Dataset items
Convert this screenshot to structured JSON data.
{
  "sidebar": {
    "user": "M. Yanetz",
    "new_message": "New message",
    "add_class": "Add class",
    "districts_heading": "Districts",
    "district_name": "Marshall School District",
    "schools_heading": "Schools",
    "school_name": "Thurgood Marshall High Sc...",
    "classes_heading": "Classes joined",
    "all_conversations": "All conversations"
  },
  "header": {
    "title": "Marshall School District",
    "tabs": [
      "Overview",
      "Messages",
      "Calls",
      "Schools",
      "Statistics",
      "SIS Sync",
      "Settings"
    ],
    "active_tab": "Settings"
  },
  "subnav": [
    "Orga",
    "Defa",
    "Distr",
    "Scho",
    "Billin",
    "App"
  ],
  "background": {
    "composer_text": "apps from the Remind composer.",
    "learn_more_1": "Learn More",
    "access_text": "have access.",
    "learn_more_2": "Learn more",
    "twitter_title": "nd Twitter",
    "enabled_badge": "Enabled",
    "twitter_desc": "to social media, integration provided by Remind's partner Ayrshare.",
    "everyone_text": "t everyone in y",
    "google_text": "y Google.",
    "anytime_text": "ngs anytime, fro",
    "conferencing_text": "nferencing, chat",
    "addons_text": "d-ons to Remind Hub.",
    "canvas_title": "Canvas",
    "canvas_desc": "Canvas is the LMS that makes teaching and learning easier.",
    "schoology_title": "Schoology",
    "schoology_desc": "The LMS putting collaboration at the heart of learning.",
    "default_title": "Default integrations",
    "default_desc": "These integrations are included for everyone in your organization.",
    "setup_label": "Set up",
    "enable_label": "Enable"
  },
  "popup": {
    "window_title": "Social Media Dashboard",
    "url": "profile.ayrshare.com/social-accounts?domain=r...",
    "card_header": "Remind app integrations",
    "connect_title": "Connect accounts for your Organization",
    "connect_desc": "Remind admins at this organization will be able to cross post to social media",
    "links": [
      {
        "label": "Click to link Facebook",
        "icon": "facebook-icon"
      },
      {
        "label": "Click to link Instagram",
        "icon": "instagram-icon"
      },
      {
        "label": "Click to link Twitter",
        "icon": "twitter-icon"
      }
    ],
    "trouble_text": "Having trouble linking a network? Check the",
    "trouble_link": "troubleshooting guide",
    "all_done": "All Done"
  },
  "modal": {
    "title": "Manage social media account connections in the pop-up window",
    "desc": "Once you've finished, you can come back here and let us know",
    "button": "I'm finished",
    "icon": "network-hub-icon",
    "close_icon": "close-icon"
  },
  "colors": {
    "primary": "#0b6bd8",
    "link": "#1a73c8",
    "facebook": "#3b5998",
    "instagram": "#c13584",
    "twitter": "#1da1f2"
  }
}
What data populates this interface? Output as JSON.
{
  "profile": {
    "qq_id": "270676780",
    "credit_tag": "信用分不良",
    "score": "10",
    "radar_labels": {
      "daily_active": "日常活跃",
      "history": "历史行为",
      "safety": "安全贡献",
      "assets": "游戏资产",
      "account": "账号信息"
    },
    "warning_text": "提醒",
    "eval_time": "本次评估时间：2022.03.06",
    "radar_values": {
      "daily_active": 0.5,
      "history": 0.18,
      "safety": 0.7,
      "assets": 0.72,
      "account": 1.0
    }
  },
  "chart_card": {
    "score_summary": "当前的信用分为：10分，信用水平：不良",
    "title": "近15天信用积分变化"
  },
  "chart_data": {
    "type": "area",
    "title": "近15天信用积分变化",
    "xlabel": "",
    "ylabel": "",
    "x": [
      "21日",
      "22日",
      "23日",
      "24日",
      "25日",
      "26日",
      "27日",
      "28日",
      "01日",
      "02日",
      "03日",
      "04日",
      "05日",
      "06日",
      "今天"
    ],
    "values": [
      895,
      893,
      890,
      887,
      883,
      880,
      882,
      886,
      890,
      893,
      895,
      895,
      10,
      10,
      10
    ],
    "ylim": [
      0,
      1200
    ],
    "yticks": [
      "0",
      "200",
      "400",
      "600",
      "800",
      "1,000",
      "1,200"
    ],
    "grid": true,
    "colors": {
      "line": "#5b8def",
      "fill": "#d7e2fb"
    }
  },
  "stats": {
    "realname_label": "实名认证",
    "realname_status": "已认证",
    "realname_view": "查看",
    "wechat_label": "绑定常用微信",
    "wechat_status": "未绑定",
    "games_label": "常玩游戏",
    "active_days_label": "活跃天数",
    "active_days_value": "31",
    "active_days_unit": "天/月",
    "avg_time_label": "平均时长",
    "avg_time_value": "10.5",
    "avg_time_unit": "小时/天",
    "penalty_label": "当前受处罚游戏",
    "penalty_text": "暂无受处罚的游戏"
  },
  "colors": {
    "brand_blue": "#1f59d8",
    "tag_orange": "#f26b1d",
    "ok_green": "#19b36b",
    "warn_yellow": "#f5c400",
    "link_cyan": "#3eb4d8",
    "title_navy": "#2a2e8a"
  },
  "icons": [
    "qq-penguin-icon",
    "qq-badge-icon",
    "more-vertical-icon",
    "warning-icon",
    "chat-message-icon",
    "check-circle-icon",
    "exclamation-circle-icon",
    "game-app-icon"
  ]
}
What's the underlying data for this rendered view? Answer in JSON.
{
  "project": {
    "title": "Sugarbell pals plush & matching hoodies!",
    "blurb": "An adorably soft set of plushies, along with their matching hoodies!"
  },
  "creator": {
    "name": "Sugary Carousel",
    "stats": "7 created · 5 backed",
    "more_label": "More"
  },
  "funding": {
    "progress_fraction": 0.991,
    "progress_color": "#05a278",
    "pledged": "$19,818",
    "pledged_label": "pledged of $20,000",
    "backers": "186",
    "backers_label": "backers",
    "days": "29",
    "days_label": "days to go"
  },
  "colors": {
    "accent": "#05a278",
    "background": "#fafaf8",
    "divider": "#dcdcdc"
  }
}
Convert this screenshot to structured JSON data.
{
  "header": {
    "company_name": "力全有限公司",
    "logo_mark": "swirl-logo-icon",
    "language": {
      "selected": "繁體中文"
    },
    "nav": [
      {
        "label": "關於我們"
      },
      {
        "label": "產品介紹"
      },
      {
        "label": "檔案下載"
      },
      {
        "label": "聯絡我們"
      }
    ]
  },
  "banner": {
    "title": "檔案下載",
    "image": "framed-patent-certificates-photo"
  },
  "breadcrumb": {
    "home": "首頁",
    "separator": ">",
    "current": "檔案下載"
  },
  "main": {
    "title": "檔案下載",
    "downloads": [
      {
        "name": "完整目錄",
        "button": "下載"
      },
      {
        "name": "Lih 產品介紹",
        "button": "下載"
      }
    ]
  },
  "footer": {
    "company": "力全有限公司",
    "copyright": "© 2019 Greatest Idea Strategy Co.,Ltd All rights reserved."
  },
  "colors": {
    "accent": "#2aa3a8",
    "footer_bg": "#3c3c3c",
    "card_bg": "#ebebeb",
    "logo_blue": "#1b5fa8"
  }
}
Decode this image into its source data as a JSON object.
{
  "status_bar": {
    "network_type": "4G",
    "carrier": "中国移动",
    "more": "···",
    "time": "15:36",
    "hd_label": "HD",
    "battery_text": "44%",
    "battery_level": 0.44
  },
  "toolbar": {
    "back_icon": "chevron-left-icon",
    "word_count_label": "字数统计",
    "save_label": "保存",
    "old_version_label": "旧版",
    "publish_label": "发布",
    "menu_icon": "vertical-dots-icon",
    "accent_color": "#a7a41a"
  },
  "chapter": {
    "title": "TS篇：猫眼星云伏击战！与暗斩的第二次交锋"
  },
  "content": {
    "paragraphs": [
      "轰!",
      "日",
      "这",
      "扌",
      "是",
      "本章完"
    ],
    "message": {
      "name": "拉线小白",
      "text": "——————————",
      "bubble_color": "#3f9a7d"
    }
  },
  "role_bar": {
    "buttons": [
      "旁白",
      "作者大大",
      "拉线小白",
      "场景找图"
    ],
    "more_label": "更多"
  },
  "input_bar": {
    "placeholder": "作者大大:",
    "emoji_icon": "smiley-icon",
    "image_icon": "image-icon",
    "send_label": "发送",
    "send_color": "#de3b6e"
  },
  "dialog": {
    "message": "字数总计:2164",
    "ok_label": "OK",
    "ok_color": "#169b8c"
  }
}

● **Written exercise**
Extract exactly the lines between the line containing "Decode this image" and the end of the data, including both.

● **Answer below**
Decode this image into its source data as a JSON object.
{
  "status_bar": {
    "network_type": "4G",
    "carrier": "中国移动",
    "more": "···",
    "time": "15:36",
    "hd_label": "HD",
    "battery_text": "44%",
    "battery_level": 0.44
  },
  "toolbar": {
    "back_icon": "chevron-left-icon",
    "word_count_label": "字数统计",
    "save_label": "保存",
    "old_version_label": "旧版",
    "publish_label": "发布",
    "menu_icon": "vertical-dots-icon",
    "accent_color": "#a7a41a"
  },
  "chapter": {
    "title": "TS篇：猫眼星云伏击战！与暗斩的第二次交锋"
  },
  "content": {
    "paragraphs": [
      "轰!",
      "日",
      "这",
      "扌",
      "是",
      "本章完"
    ],
    "message": {
      "name": "拉线小白",
      "text": "——————————",
      "bubble_color": "#3f9a7d"
    }
  },
  "role_bar": {
    "buttons": [
      "旁白",
      "作者大大",
      "拉线小白",
      "场景找图"
    ],
    "more_label": "更多"
  },
  "input_bar": {
    "placeholder": "作者大大:",
    "emoji_icon": "smiley-icon",
    "image_icon": "image-icon",
    "send_label": "发送",
    "send_color": "#de3b6e"
  },
  "dialog": {
    "message": "字数总计:2164",
    "ok_label": "OK",
    "ok_color": "#169b8c"
  }
}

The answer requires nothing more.